- _Exercise task_:
For the material that follows, list every line containing the word "this".

- _Records provided_:

=-=-=

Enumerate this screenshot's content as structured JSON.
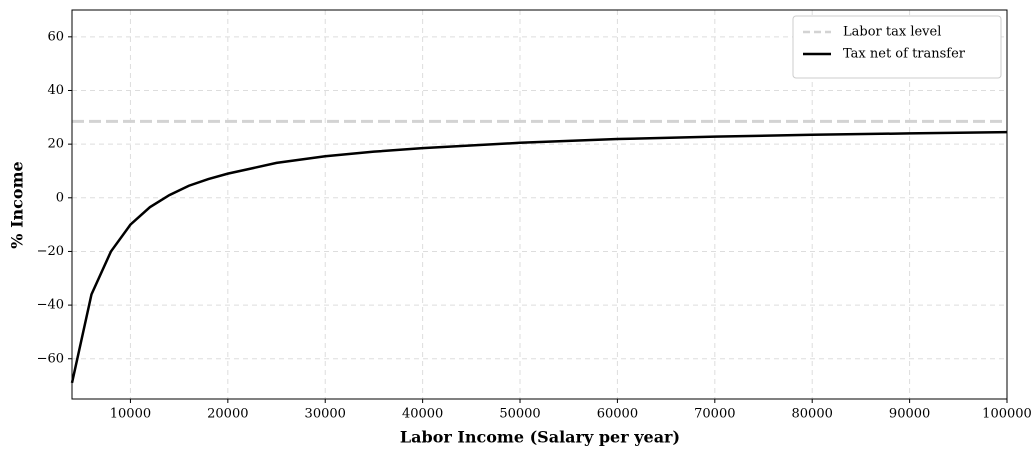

=-=-=

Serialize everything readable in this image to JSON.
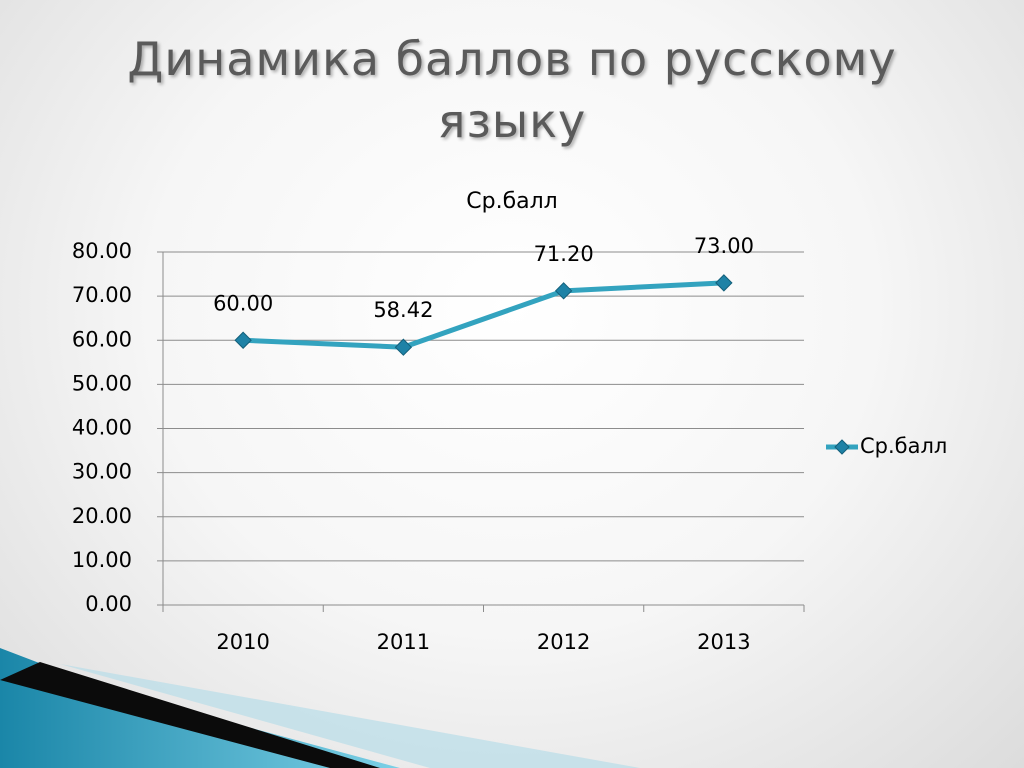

=-=-=

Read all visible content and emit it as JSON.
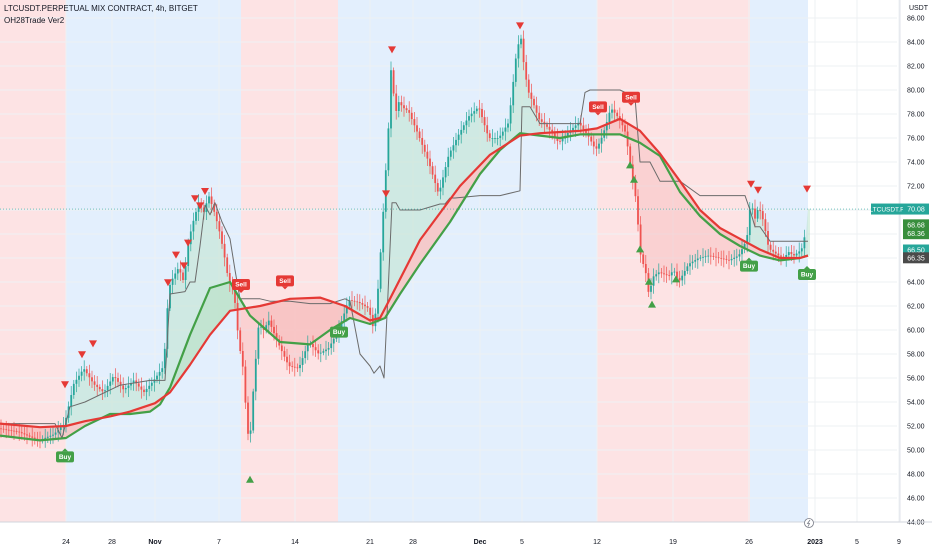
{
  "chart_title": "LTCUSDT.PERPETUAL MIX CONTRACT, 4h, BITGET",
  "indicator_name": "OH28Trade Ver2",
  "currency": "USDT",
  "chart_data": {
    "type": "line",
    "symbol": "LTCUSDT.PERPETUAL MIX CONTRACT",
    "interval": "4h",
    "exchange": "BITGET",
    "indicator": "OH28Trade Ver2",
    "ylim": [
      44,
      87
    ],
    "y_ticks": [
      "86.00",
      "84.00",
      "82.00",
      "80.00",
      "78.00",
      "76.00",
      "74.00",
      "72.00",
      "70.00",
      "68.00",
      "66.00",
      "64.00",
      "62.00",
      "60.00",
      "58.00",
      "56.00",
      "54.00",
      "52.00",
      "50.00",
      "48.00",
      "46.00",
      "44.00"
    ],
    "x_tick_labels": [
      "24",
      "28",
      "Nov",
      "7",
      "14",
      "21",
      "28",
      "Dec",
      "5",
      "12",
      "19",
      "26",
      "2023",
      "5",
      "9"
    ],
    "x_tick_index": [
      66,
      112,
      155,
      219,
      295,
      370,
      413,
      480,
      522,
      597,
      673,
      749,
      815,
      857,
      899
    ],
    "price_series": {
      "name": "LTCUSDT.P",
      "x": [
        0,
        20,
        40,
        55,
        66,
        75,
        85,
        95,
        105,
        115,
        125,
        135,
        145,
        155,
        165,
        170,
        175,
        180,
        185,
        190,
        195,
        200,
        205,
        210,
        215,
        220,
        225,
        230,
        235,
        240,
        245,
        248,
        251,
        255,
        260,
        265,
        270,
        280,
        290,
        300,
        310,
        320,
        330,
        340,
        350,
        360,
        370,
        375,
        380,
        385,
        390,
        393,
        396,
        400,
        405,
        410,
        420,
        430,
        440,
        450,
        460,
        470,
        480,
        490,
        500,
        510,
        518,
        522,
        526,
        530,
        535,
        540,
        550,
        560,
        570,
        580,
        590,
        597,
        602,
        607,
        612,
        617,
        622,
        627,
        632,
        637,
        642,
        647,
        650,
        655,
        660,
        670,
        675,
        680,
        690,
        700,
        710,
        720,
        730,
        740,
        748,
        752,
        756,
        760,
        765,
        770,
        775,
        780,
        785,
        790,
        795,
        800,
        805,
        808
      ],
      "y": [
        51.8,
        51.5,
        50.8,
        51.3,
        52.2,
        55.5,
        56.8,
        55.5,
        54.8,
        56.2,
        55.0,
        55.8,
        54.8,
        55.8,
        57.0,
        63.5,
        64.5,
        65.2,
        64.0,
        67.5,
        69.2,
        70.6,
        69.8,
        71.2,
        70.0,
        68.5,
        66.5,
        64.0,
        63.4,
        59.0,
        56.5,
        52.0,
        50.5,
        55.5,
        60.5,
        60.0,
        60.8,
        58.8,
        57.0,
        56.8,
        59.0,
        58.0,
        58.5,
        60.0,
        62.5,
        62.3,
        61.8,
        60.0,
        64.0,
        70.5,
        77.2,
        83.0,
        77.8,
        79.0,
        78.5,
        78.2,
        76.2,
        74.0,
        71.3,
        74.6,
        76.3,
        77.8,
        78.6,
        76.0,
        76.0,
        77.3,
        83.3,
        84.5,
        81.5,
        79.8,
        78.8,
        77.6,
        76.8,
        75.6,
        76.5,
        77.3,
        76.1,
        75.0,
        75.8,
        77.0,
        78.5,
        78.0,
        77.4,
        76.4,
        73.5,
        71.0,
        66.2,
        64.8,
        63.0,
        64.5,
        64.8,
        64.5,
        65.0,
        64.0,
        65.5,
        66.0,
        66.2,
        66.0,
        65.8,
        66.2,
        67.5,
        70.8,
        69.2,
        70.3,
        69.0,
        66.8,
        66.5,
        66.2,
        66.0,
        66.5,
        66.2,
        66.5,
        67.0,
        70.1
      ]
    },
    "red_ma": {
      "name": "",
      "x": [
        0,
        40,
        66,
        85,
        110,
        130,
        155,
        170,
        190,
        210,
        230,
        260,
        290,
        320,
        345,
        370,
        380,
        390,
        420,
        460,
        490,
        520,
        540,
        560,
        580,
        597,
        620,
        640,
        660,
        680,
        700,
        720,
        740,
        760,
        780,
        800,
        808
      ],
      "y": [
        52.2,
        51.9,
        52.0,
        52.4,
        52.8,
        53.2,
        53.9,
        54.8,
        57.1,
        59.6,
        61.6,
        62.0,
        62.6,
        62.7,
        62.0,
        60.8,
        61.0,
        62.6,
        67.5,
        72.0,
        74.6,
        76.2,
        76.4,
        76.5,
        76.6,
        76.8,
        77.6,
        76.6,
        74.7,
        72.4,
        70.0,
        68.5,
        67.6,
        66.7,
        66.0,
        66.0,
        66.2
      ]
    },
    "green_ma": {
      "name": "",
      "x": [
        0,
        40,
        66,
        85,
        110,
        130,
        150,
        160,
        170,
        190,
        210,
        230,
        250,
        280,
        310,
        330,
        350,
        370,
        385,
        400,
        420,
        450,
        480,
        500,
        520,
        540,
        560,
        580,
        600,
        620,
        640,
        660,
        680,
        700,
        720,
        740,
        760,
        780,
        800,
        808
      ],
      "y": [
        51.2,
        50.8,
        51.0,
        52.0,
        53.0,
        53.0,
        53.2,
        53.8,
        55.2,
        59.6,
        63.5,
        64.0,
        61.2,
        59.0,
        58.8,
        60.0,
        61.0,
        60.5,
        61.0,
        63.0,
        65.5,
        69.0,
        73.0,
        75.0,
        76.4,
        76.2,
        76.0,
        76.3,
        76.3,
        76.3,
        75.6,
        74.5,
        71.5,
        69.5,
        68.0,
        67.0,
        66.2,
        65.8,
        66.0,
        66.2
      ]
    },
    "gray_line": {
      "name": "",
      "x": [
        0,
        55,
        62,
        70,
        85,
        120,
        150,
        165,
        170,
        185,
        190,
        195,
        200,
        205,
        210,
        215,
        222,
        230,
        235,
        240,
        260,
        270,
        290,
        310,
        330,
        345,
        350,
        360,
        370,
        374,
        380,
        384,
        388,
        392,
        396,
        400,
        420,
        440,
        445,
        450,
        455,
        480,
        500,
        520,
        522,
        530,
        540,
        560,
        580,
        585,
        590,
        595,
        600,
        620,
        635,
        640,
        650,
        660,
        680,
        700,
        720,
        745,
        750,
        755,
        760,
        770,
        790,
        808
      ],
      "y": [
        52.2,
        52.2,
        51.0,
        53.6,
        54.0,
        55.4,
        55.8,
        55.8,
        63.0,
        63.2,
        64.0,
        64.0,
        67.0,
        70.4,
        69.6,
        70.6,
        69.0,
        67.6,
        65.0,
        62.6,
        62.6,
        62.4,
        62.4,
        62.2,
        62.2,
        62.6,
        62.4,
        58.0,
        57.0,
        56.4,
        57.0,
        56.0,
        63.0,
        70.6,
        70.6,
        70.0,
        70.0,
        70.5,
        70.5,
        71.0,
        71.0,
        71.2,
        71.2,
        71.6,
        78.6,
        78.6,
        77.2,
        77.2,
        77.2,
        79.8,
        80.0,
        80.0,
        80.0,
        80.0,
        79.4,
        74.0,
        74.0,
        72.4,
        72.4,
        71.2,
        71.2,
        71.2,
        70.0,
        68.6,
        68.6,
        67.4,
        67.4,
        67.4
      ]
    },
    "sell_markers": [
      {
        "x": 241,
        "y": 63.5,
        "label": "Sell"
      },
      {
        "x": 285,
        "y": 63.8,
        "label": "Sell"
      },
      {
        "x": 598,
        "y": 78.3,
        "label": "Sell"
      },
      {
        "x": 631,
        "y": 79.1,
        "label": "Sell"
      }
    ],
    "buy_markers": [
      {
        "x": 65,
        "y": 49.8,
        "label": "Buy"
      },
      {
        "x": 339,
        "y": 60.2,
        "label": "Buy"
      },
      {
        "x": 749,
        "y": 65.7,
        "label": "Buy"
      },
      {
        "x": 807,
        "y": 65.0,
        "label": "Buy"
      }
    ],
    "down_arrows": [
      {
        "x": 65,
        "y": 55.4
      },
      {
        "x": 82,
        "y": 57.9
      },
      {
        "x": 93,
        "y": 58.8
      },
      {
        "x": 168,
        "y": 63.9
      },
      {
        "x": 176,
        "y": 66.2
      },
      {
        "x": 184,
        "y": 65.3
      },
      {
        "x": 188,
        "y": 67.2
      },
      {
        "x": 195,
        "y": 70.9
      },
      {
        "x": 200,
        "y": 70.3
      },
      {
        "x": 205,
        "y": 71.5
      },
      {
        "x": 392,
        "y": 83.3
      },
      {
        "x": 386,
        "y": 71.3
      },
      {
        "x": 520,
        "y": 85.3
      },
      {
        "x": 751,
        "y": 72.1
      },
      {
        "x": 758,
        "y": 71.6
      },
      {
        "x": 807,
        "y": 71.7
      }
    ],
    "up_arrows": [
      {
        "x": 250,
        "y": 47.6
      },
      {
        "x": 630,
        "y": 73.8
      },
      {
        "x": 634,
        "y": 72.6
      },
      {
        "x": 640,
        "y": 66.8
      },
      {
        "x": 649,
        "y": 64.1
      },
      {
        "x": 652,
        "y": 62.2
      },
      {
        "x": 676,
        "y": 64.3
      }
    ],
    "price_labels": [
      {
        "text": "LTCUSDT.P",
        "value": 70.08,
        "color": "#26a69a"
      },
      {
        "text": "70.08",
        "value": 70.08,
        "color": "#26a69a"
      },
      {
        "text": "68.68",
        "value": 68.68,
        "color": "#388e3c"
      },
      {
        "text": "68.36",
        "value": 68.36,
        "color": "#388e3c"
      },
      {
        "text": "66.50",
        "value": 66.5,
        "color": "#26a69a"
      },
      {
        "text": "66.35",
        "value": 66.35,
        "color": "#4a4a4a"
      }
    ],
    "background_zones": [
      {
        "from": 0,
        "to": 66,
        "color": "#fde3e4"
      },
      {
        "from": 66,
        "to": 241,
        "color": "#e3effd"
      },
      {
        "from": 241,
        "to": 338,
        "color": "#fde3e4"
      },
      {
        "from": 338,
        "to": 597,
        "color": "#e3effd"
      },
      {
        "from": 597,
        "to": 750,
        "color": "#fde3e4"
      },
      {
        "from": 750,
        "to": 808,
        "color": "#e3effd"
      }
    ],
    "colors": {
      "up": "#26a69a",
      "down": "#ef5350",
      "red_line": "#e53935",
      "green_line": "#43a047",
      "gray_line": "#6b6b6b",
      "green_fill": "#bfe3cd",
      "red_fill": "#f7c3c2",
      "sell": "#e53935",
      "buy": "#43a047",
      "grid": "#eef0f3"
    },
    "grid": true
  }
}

=-=-=

- _The answer_:
Enumerate this screenshot's content as structured JSON.
Serialize everything readable in this image to JSON.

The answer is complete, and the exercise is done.